Direction:
Can you reproduce the data beneath, keeping every line exact?

Dataset content:
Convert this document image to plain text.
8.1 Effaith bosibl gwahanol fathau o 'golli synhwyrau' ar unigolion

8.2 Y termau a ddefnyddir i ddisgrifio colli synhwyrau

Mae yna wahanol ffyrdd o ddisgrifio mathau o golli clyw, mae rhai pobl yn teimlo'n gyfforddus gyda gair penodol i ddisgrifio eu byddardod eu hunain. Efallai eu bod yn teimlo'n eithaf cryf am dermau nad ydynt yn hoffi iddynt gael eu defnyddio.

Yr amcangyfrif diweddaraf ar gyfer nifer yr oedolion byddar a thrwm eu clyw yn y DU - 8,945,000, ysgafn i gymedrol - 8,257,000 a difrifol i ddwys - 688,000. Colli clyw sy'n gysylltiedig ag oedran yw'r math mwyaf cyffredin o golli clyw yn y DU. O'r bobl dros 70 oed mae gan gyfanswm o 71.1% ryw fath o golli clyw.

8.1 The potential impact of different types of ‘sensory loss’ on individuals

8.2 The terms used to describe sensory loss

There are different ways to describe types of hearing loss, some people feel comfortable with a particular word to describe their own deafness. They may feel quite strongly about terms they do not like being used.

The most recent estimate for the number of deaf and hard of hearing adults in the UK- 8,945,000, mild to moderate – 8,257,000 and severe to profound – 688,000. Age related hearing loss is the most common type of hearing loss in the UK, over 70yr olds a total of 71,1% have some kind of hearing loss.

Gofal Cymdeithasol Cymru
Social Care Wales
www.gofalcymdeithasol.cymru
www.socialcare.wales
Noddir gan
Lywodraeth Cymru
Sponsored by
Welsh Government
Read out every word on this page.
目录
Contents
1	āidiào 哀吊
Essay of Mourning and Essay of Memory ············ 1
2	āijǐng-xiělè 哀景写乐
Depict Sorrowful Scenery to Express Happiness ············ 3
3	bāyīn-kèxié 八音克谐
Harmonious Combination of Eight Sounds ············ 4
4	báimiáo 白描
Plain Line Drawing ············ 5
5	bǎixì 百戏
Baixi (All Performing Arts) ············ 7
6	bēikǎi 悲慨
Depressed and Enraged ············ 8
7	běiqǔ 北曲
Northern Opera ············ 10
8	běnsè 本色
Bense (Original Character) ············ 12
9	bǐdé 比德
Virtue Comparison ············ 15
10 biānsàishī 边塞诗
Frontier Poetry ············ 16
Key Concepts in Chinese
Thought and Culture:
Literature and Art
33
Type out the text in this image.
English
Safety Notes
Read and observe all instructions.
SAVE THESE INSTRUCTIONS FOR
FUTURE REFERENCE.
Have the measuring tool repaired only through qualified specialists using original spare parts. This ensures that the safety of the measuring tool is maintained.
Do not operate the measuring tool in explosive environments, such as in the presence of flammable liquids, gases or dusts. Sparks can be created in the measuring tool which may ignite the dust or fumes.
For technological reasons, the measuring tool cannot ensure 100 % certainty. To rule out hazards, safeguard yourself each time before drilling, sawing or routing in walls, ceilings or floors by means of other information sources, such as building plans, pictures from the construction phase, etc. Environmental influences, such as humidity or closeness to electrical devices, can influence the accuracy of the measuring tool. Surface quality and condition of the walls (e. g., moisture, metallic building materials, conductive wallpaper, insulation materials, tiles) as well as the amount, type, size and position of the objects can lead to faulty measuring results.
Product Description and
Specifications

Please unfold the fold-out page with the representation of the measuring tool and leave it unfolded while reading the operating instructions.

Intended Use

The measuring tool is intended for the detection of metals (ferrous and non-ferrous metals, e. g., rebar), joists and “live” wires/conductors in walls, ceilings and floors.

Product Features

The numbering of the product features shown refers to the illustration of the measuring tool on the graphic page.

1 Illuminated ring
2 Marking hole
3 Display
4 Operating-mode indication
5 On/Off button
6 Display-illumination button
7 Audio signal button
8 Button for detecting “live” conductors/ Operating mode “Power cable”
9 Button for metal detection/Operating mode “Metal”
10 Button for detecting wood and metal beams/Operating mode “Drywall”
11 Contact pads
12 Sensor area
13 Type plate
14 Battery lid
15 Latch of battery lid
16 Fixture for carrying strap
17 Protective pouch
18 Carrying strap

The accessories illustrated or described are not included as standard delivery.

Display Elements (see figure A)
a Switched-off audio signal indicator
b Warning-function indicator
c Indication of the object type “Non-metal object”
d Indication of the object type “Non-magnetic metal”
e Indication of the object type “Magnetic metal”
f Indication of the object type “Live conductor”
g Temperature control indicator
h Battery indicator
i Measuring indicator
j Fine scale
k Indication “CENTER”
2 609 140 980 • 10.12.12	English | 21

Reply to the exercise:
Convert this document image to plain text.
8.1 Effaith bosibl gwahanol fathau o 'golli synhwyrau' ar unigolion

8.2 Y termau a ddefnyddir i ddisgrifio colli synhwyrau

Mae yna wahanol ffyrdd o ddisgrifio mathau o golli clyw, mae rhai pobl yn teimlo'n gyfforddus gyda gair penodol i ddisgrifio eu byddardod eu hunain. Efallai eu bod yn teimlo'n eithaf cryf am dermau nad ydynt yn hoffi iddynt gael eu defnyddio.

Yr amcangyfrif diweddaraf ar gyfer nifer yr oedolion byddar a thrwm eu clyw yn y DU - 8,945,000, ysgafn i gymedrol - 8,257,000 a difrifol i ddwys - 688,000. Colli clyw sy'n gysylltiedig ag oedran yw'r math mwyaf cyffredin o golli clyw yn y DU. O'r bobl dros 70 oed mae gan gyfanswm o 71.1% ryw fath o golli clyw.

8.1 The potential impact of different types of ‘sensory loss’ on individuals

8.2 The terms used to describe sensory loss

There are different ways to describe types of hearing loss, some people feel comfortable with a particular word to describe their own deafness. They may feel quite strongly about terms they do not like being used.

The most recent estimate for the number of deaf and hard of hearing adults in the UK- 8,945,000, mild to moderate – 8,257,000 and severe to profound – 688,000. Age related hearing loss is the most common type of hearing loss in the UK, over 70yr olds a total of 71,1% have some kind of hearing loss.

Gofal Cymdeithasol Cymru
Social Care Wales
www.gofalcymdeithasol.cymru
www.socialcare.wales
Noddir gan
Lywodraeth Cymru
Sponsored by
Welsh Government
Read out every word on this page.
目录
Contents
1	āidiào 哀吊
Essay of Mourning and Essay of Memory ············ 1
2	āijǐng-xiělè 哀景写乐
Depict Sorrowful Scenery to Express Happiness ············ 3
3	bāyīn-kèxié 八音克谐
Harmonious Combination of Eight Sounds ············ 4
4	báimiáo 白描
Plain Line Drawing ············ 5
5	bǎixì 百戏
Baixi (All Performing Arts) ············ 7
6	bēikǎi 悲慨
Depressed and Enraged ············ 8
7	běiqǔ 北曲
Northern Opera ············ 10
8	běnsè 本色
Bense (Original Character) ············ 12
9	bǐdé 比德
Virtue Comparison ············ 15
10 biānsàishī 边塞诗
Frontier Poetry ············ 16
Key Concepts in Chinese
Thought and Culture:
Literature and Art
33
Type out the text in this image.
English
Safety Notes
Read and observe all instructions.
SAVE THESE INSTRUCTIONS FOR
FUTURE REFERENCE.
Have the measuring tool repaired only through qualified specialists using original spare parts. This ensures that the safety of the measuring tool is maintained.
Do not operate the measuring tool in explosive environments, such as in the presence of flammable liquids, gases or dusts. Sparks can be created in the measuring tool which may ignite the dust or fumes.
For technological reasons, the measuring tool cannot ensure 100 % certainty. To rule out hazards, safeguard yourself each time before drilling, sawing or routing in walls, ceilings or floors by means of other information sources, such as building plans, pictures from the construction phase, etc. Environmental influences, such as humidity or closeness to electrical devices, can influence the accuracy of the measuring tool. Surface quality and condition of the walls (e. g., moisture, metallic building materials, conductive wallpaper, insulation materials, tiles) as well as the amount, type, size and position of the objects can lead to faulty measuring results.
Product Description and
Specifications

Please unfold the fold-out page with the representation of the measuring tool and leave it unfolded while reading the operating instructions.

Intended Use

The measuring tool is intended for the detection of metals (ferrous and non-ferrous metals, e. g., rebar), joists and “live” wires/conductors in walls, ceilings and floors.

Product Features

The numbering of the product features shown refers to the illustration of the measuring tool on the graphic page.

1 Illuminated ring
2 Marking hole
3 Display
4 Operating-mode indication
5 On/Off button
6 Display-illumination button
7 Audio signal button
8 Button for detecting “live” conductors/ Operating mode “Power cable”
9 Button for metal detection/Operating mode “Metal”
10 Button for detecting wood and metal beams/Operating mode “Drywall”
11 Contact pads
12 Sensor area
13 Type plate
14 Battery lid
15 Latch of battery lid
16 Fixture for carrying strap
17 Protective pouch
18 Carrying strap

The accessories illustrated or described are not included as standard delivery.

Display Elements (see figure A)
a Switched-off audio signal indicator
b Warning-function indicator
c Indication of the object type “Non-metal object”
d Indication of the object type “Non-magnetic metal”
e Indication of the object type “Magnetic metal”
f Indication of the object type “Live conductor”
g Temperature control indicator
h Battery indicator
i Measuring indicator
j Fine scale
k Indication “CENTER”
2 609 140 980 • 10.12.12	English | 21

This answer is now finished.